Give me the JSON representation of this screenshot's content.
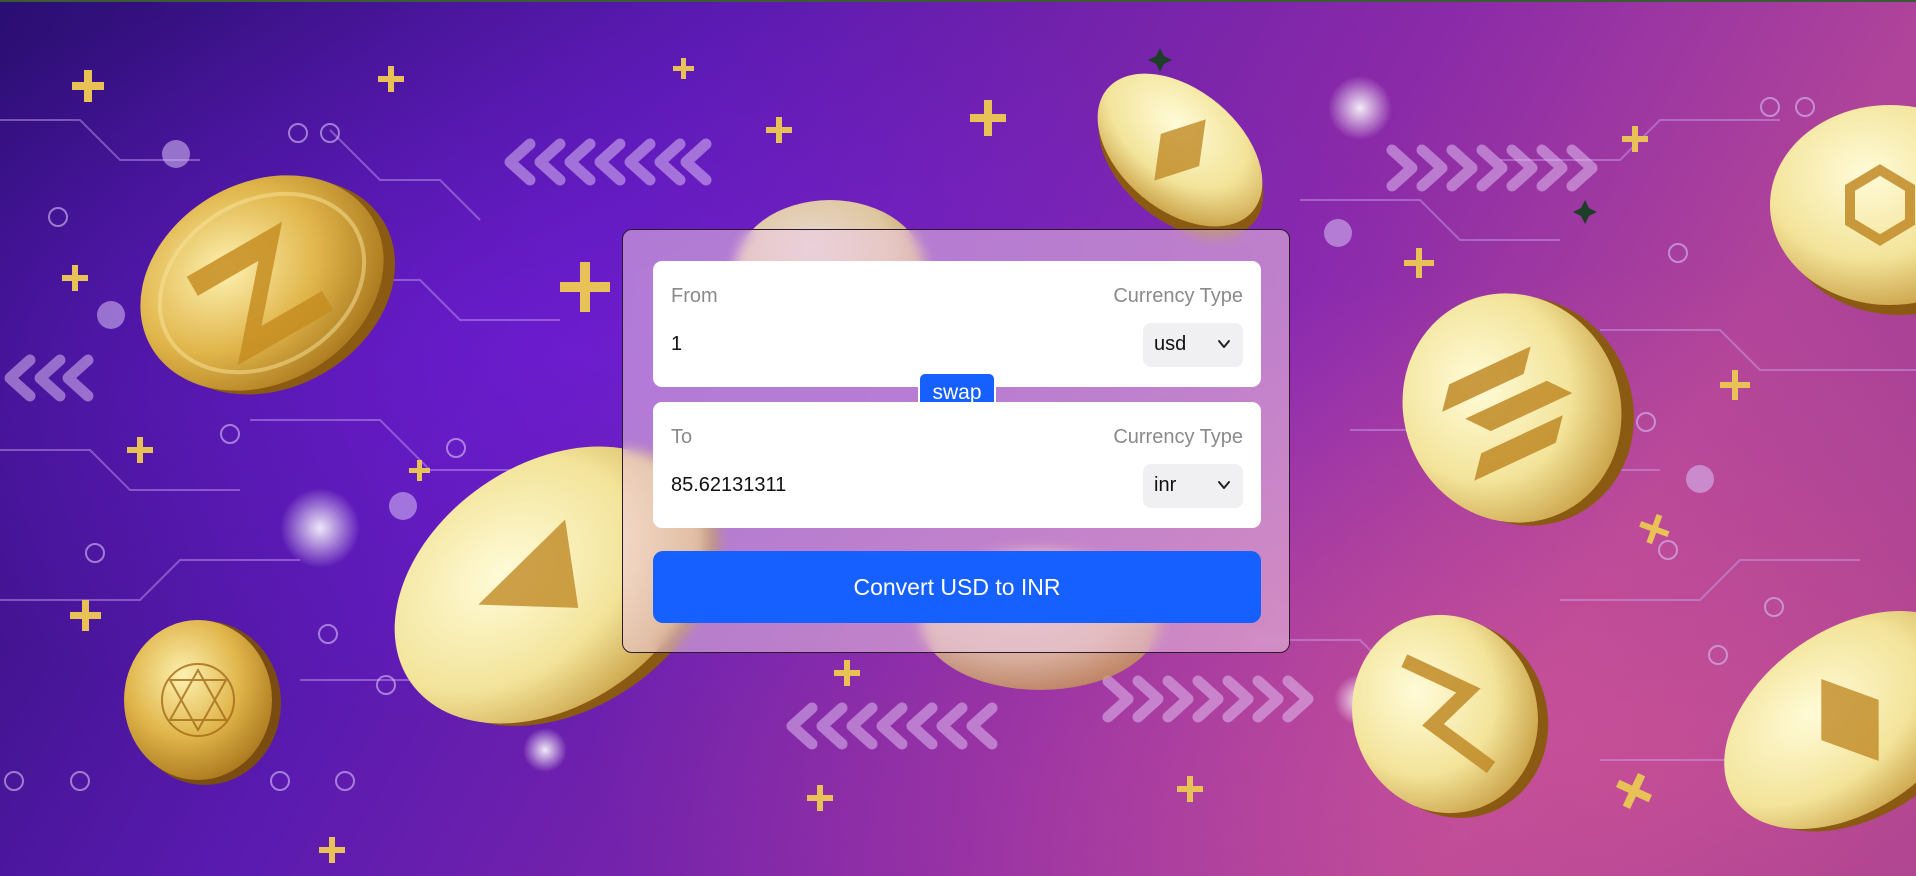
{
  "converter": {
    "from_label": "From",
    "from_type_label": "Currency Type",
    "from_amount": "1",
    "from_currency": "usd",
    "swap_label": "swap",
    "to_label": "To",
    "to_type_label": "Currency Type",
    "to_amount": "85.62131311",
    "to_currency": "inr",
    "convert_label": "Convert USD to INR"
  },
  "background": {
    "description_icon": "crypto-coins-background",
    "colors": {
      "deep_purple": "#2a0e72",
      "violet": "#5a1ab0",
      "magenta": "#b0449a",
      "coin_gold": "#d9a93a"
    }
  },
  "theme": {
    "accent": "#1660ff",
    "card_tint": "#ecc8e1"
  }
}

────

### PROBLEM TO SOLVE
Apart from the pictures, the entries above are to be repeated in full and exactly.

### CORRECT RESPONSE
Give me the JSON representation of this screenshot's content.
{
  "converter": {
    "from_label": "From",
    "from_type_label": "Currency Type",
    "from_amount": "1",
    "from_currency": "usd",
    "swap_label": "swap",
    "to_label": "To",
    "to_type_label": "Currency Type",
    "to_amount": "85.62131311",
    "to_currency": "inr",
    "convert_label": "Convert USD to INR"
  },
  "background": {
    "description_icon": "crypto-coins-background",
    "colors": {
      "deep_purple": "#2a0e72",
      "violet": "#5a1ab0",
      "magenta": "#b0449a",
      "coin_gold": "#d9a93a"
    }
  },
  "theme": {
    "accent": "#1660ff",
    "card_tint": "#ecc8e1"
  }
}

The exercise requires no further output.